_WRITTEN REQUEST_:
Produce a verbatim copy of the entries listed below.

Stored records
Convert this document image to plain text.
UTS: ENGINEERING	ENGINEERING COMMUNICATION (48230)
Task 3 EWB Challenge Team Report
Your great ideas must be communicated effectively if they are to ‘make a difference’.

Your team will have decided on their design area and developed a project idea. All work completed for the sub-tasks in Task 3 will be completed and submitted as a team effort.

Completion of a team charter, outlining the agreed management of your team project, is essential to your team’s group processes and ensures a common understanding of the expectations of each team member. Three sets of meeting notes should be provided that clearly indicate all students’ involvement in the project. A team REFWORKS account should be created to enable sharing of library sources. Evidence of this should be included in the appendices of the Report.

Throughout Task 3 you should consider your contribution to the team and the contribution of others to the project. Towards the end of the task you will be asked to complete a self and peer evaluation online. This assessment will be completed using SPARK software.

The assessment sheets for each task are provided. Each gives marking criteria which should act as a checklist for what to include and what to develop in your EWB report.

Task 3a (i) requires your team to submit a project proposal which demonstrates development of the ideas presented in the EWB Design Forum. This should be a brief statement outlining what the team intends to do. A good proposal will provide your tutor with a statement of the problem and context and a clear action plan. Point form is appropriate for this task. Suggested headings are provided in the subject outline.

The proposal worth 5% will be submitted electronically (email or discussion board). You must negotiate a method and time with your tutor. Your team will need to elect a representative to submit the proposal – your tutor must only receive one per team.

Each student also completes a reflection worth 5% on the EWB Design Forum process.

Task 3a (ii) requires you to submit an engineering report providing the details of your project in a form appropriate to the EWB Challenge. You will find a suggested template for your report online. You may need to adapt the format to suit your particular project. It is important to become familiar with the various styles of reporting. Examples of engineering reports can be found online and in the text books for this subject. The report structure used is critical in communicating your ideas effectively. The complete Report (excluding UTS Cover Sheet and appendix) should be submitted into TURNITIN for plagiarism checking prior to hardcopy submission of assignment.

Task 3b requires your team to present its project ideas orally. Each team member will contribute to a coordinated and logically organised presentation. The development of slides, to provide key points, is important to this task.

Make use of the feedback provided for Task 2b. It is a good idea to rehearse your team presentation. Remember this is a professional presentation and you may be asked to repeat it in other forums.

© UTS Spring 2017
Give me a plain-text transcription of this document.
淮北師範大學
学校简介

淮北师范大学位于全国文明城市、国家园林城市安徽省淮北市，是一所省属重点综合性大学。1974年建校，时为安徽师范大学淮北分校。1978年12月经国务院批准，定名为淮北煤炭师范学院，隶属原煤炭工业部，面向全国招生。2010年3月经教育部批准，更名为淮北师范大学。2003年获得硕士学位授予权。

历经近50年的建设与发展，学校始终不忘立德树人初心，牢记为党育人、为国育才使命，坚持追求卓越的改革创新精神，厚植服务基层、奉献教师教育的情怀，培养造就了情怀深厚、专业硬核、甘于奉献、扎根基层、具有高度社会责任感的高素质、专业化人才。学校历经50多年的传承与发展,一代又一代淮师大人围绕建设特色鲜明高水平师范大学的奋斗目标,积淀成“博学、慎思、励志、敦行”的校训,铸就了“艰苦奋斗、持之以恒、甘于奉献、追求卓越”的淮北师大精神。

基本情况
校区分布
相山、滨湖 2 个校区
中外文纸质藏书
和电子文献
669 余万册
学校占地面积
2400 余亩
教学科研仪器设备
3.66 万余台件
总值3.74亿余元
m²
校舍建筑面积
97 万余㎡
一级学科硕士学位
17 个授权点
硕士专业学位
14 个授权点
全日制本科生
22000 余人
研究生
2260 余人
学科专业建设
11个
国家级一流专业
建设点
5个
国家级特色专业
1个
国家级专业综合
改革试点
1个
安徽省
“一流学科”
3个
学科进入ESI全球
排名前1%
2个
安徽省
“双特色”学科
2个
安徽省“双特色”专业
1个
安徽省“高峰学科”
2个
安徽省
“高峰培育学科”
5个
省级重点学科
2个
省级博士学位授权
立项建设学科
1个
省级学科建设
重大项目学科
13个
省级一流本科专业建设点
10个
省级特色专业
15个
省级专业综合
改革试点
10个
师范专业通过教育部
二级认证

_WRITTEN RESPONSE_:
Convert this document image to plain text.
UTS: ENGINEERING	ENGINEERING COMMUNICATION (48230)
Task 3 EWB Challenge Team Report
Your great ideas must be communicated effectively if they are to ‘make a difference’.

Your team will have decided on their design area and developed a project idea. All work completed for the sub-tasks in Task 3 will be completed and submitted as a team effort.

Completion of a team charter, outlining the agreed management of your team project, is essential to your team’s group processes and ensures a common understanding of the expectations of each team member. Three sets of meeting notes should be provided that clearly indicate all students’ involvement in the project. A team REFWORKS account should be created to enable sharing of library sources. Evidence of this should be included in the appendices of the Report.

Throughout Task 3 you should consider your contribution to the team and the contribution of others to the project. Towards the end of the task you will be asked to complete a self and peer evaluation online. This assessment will be completed using SPARK software.

The assessment sheets for each task are provided. Each gives marking criteria which should act as a checklist for what to include and what to develop in your EWB report.

Task 3a (i) requires your team to submit a project proposal which demonstrates development of the ideas presented in the EWB Design Forum. This should be a brief statement outlining what the team intends to do. A good proposal will provide your tutor with a statement of the problem and context and a clear action plan. Point form is appropriate for this task. Suggested headings are provided in the subject outline.

The proposal worth 5% will be submitted electronically (email or discussion board). You must negotiate a method and time with your tutor. Your team will need to elect a representative to submit the proposal – your tutor must only receive one per team.

Each student also completes a reflection worth 5% on the EWB Design Forum process.

Task 3a (ii) requires you to submit an engineering report providing the details of your project in a form appropriate to the EWB Challenge. You will find a suggested template for your report online. You may need to adapt the format to suit your particular project. It is important to become familiar with the various styles of reporting. Examples of engineering reports can be found online and in the text books for this subject. The report structure used is critical in communicating your ideas effectively. The complete Report (excluding UTS Cover Sheet and appendix) should be submitted into TURNITIN for plagiarism checking prior to hardcopy submission of assignment.

Task 3b requires your team to present its project ideas orally. Each team member will contribute to a coordinated and logically organised presentation. The development of slides, to provide key points, is important to this task.

Make use of the feedback provided for Task 2b. It is a good idea to rehearse your team presentation. Remember this is a professional presentation and you may be asked to repeat it in other forums.

© UTS Spring 2017
Give me a plain-text transcription of this document.
淮北師範大學
学校简介

淮北师范大学位于全国文明城市、国家园林城市安徽省淮北市，是一所省属重点综合性大学。1974年建校，时为安徽师范大学淮北分校。1978年12月经国务院批准，定名为淮北煤炭师范学院，隶属原煤炭工业部，面向全国招生。2010年3月经教育部批准，更名为淮北师范大学。2003年获得硕士学位授予权。

历经近50年的建设与发展，学校始终不忘立德树人初心，牢记为党育人、为国育才使命，坚持追求卓越的改革创新精神，厚植服务基层、奉献教师教育的情怀，培养造就了情怀深厚、专业硬核、甘于奉献、扎根基层、具有高度社会责任感的高素质、专业化人才。学校历经50多年的传承与发展,一代又一代淮师大人围绕建设特色鲜明高水平师范大学的奋斗目标,积淀成“博学、慎思、励志、敦行”的校训,铸就了“艰苦奋斗、持之以恒、甘于奉献、追求卓越”的淮北师大精神。

基本情况
校区分布
相山、滨湖 2 个校区
中外文纸质藏书
和电子文献
669 余万册
学校占地面积
2400 余亩
教学科研仪器设备
3.66 万余台件
总值3.74亿余元
m²
校舍建筑面积
97 万余㎡
一级学科硕士学位
17 个授权点
硕士专业学位
14 个授权点
全日制本科生
22000 余人
研究生
2260 余人
学科专业建设
11个
国家级一流专业
建设点
5个
国家级特色专业
1个
国家级专业综合
改革试点
1个
安徽省
“一流学科”
3个
学科进入ESI全球
排名前1%
2个
安徽省
“双特色”学科
2个
安徽省“双特色”专业
1个
安徽省“高峰学科”
2个
安徽省
“高峰培育学科”
5个
省级重点学科
2个
省级博士学位授权
立项建设学科
1个
省级学科建设
重大项目学科
13个
省级一流本科专业建设点
10个
省级特色专业
15个
省级专业综合
改革试点
10个
师范专业通过教育部
二级认证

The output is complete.